___ Rows ___

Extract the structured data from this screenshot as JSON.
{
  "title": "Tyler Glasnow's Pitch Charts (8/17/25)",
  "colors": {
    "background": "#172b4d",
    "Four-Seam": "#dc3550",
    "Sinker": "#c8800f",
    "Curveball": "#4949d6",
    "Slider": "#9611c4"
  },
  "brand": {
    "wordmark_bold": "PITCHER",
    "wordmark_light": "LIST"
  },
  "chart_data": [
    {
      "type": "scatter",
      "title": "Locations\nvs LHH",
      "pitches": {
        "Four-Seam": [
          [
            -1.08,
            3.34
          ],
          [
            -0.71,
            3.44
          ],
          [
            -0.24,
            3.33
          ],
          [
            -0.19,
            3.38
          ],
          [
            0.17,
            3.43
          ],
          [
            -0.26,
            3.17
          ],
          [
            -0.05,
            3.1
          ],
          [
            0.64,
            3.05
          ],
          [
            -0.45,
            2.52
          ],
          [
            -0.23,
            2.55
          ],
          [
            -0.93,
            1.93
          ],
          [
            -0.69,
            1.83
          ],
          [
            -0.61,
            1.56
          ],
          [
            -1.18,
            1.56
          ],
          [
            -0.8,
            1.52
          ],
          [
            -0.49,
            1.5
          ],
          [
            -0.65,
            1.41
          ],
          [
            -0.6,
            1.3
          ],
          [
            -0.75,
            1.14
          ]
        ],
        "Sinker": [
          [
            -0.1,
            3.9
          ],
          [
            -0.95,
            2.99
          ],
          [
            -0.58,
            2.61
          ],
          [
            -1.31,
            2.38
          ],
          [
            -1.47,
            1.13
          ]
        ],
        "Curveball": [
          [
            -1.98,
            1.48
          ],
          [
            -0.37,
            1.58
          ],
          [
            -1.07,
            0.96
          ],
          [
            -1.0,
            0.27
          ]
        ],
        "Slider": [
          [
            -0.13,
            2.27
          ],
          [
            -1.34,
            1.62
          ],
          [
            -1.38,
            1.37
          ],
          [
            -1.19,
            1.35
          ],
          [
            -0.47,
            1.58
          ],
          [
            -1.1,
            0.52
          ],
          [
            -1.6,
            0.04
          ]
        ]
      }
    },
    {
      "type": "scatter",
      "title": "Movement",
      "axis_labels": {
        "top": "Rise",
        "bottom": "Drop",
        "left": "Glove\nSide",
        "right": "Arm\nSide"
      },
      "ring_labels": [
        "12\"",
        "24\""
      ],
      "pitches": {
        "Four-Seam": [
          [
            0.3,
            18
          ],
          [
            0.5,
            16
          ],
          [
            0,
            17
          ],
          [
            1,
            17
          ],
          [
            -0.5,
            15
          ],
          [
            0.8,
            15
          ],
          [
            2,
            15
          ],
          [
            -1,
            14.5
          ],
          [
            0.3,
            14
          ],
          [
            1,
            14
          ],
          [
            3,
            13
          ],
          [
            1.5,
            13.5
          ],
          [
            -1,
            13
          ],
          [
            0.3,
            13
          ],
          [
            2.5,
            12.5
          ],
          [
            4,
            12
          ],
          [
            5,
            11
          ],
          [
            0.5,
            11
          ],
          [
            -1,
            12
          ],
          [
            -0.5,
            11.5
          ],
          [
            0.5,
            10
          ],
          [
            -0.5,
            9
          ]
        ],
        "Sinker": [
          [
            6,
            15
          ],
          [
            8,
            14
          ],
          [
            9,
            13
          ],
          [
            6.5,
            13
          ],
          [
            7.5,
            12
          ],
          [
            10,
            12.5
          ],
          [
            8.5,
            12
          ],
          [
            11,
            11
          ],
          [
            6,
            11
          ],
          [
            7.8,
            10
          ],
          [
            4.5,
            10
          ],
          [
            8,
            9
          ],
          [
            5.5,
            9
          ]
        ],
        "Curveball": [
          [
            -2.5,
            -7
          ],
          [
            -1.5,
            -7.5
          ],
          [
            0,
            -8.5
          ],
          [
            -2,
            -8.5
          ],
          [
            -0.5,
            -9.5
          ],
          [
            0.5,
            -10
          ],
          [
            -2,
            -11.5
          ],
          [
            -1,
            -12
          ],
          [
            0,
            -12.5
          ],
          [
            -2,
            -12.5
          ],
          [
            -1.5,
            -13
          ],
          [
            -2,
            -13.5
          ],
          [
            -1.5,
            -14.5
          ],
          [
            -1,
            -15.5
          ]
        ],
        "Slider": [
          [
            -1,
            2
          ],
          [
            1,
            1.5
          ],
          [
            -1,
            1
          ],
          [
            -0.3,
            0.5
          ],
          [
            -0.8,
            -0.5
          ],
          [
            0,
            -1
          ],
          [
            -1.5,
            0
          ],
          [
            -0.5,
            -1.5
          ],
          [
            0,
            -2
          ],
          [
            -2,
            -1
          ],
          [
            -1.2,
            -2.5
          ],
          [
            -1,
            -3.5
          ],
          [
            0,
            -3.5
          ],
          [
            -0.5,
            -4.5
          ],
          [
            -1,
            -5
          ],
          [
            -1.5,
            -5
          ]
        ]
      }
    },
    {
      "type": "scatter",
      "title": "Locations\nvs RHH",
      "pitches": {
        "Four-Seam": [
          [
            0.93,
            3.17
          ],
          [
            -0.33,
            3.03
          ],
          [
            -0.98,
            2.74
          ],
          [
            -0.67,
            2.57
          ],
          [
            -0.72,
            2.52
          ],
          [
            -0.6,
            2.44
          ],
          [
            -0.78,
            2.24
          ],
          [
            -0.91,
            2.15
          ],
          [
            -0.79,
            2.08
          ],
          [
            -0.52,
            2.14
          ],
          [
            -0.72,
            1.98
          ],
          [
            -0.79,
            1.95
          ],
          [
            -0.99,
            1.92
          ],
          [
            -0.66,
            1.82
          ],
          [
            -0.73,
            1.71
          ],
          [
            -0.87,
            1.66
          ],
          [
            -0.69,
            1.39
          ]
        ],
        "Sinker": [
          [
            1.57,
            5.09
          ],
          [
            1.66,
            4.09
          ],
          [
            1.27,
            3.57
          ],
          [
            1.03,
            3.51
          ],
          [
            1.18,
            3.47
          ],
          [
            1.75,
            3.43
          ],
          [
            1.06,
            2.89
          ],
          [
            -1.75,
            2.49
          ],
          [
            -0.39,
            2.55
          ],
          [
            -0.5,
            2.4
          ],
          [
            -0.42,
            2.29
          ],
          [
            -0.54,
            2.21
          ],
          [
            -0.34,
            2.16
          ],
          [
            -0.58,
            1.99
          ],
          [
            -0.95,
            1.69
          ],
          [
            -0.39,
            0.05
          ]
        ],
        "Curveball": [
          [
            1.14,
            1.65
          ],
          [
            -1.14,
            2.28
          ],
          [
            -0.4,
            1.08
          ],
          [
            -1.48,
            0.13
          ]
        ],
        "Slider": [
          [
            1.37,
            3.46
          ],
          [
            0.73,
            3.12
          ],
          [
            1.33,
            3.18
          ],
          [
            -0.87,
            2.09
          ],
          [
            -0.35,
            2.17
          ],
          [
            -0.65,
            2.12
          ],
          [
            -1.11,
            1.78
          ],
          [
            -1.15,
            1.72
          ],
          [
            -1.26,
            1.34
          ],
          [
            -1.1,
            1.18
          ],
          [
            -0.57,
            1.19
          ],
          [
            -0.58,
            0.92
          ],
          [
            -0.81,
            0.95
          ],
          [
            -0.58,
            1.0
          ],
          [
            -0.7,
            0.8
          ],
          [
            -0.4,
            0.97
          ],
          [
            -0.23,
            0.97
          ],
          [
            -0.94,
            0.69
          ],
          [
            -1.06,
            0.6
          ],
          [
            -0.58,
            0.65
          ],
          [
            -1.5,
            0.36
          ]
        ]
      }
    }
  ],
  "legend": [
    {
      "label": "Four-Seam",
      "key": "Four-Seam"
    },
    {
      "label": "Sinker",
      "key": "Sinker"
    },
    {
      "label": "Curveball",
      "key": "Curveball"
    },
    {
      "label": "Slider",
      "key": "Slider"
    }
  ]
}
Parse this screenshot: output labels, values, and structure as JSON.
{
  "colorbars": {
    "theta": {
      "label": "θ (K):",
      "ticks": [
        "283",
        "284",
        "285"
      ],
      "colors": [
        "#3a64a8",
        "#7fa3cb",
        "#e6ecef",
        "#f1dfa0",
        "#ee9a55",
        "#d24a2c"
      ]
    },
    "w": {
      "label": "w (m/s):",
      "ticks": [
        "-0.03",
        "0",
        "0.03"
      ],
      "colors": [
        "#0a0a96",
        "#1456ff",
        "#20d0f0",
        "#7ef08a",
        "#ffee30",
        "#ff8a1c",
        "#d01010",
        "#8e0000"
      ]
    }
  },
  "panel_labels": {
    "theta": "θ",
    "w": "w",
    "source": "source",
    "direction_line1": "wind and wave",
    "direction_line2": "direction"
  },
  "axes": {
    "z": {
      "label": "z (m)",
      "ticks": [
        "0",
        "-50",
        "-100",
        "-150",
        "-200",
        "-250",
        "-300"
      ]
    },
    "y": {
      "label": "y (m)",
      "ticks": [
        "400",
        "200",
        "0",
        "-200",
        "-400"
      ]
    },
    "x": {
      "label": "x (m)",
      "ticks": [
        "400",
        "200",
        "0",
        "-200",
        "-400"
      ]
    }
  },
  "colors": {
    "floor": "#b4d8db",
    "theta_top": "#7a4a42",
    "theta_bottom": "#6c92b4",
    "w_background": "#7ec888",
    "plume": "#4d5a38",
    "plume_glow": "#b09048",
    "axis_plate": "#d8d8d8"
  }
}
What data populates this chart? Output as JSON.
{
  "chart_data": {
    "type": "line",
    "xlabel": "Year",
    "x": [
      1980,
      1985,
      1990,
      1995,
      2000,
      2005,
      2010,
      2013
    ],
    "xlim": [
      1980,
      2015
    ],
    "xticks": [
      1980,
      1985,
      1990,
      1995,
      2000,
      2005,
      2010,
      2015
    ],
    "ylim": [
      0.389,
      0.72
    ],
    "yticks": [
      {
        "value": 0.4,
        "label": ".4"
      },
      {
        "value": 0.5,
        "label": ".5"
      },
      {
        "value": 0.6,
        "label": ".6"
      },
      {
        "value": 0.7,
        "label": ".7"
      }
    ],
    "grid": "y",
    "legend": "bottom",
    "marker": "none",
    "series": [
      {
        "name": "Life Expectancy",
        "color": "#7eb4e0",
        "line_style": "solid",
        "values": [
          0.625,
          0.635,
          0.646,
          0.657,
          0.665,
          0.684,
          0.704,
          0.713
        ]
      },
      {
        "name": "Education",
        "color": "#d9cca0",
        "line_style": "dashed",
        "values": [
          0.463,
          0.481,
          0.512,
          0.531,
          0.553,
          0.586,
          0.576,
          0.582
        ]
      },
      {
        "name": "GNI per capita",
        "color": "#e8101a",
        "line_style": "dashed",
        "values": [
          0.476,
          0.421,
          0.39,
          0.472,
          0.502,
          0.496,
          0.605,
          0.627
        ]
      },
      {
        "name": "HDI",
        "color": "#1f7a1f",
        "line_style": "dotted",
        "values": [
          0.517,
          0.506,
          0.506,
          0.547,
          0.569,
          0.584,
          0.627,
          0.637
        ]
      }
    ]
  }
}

___

Aim:
In the records above, find each line that holds the word "Locations"; copy all such lines.

Correct response:
      "title": "Locations\nvs LHH",
      "title": "Locations\nvs RHH",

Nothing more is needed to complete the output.